INSTRUCTION: Repeat each line of the material exactly.

STORED RECORDS:
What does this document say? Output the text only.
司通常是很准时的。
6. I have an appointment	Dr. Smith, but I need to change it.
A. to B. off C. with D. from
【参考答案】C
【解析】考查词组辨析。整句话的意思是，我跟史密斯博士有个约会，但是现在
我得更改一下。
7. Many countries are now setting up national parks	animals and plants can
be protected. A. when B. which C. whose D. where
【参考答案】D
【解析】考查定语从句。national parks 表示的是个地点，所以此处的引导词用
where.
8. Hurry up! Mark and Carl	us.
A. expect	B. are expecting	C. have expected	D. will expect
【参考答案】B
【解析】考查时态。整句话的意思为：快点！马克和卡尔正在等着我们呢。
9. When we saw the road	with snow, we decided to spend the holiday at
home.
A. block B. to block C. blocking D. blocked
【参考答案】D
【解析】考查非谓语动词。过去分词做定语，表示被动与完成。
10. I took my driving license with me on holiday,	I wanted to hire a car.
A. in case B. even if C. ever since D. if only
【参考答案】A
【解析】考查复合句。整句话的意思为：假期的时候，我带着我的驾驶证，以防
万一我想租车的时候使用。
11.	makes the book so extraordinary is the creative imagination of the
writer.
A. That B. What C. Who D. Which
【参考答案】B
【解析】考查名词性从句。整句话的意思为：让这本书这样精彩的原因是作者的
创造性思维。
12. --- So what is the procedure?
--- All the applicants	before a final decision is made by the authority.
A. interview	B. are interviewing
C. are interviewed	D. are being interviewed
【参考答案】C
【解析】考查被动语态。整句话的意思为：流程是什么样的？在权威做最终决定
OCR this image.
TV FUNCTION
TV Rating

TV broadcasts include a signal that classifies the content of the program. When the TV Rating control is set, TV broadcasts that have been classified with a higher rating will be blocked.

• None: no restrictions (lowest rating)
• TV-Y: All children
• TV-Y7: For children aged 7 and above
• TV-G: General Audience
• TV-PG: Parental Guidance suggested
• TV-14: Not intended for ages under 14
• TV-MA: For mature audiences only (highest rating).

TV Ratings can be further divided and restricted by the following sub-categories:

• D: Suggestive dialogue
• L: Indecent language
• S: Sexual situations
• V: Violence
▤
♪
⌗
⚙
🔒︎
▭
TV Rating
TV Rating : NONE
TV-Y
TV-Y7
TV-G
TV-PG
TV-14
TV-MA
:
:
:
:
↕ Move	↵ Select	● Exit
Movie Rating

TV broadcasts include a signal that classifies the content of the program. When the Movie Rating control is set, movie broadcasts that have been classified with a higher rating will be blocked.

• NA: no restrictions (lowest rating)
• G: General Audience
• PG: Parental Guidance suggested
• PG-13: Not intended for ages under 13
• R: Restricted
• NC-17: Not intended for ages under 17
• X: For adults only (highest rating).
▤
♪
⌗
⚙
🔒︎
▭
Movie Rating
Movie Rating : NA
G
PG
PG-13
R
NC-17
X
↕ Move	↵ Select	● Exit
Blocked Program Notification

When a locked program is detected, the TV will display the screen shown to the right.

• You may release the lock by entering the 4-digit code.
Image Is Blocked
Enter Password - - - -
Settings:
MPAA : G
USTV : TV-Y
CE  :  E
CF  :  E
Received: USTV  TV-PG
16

ANSWER TO THIS TASK:
What does this document say? Output the text only.
司通常是很准时的。
6. I have an appointment	Dr. Smith, but I need to change it.
A. to B. off C. with D. from
【参考答案】C
【解析】考查词组辨析。整句话的意思是，我跟史密斯博士有个约会，但是现在
我得更改一下。
7. Many countries are now setting up national parks	animals and plants can
be protected. A. when B. which C. whose D. where
【参考答案】D
【解析】考查定语从句。national parks 表示的是个地点，所以此处的引导词用
where.
8. Hurry up! Mark and Carl	us.
A. expect	B. are expecting	C. have expected	D. will expect
【参考答案】B
【解析】考查时态。整句话的意思为：快点！马克和卡尔正在等着我们呢。
9. When we saw the road	with snow, we decided to spend the holiday at
home.
A. block B. to block C. blocking D. blocked
【参考答案】D
【解析】考查非谓语动词。过去分词做定语，表示被动与完成。
10. I took my driving license with me on holiday,	I wanted to hire a car.
A. in case B. even if C. ever since D. if only
【参考答案】A
【解析】考查复合句。整句话的意思为：假期的时候，我带着我的驾驶证，以防
万一我想租车的时候使用。
11.	makes the book so extraordinary is the creative imagination of the
writer.
A. That B. What C. Who D. Which
【参考答案】B
【解析】考查名词性从句。整句话的意思为：让这本书这样精彩的原因是作者的
创造性思维。
12. --- So what is the procedure?
--- All the applicants	before a final decision is made by the authority.
A. interview	B. are interviewing
C. are interviewed	D. are being interviewed
【参考答案】C
【解析】考查被动语态。整句话的意思为：流程是什么样的？在权威做最终决定
OCR this image.
TV FUNCTION
TV Rating

TV broadcasts include a signal that classifies the content of the program. When the TV Rating control is set, TV broadcasts that have been classified with a higher rating will be blocked.

• None: no restrictions (lowest rating)
• TV-Y: All children
• TV-Y7: For children aged 7 and above
• TV-G: General Audience
• TV-PG: Parental Guidance suggested
• TV-14: Not intended for ages under 14
• TV-MA: For mature audiences only (highest rating).

TV Ratings can be further divided and restricted by the following sub-categories:

• D: Suggestive dialogue
• L: Indecent language
• S: Sexual situations
• V: Violence
▤
♪
⌗
⚙
🔒︎
▭
TV Rating
TV Rating : NONE
TV-Y
TV-Y7
TV-G
TV-PG
TV-14
TV-MA
:
:
:
:
↕ Move	↵ Select	● Exit
Movie Rating

TV broadcasts include a signal that classifies the content of the program. When the Movie Rating control is set, movie broadcasts that have been classified with a higher rating will be blocked.

• NA: no restrictions (lowest rating)
• G: General Audience
• PG: Parental Guidance suggested
• PG-13: Not intended for ages under 13
• R: Restricted
• NC-17: Not intended for ages under 17
• X: For adults only (highest rating).
▤
♪
⌗
⚙
🔒︎
▭
Movie Rating
Movie Rating : NA
G
PG
PG-13
R
NC-17
X
↕ Move	↵ Select	● Exit
Blocked Program Notification

When a locked program is detected, the TV will display the screen shown to the right.

• You may release the lock by entering the 4-digit code.
Image Is Blocked
Enter Password - - - -
Settings:
MPAA : G
USTV : TV-Y
CE  :  E
CF  :  E
Received: USTV  TV-PG
16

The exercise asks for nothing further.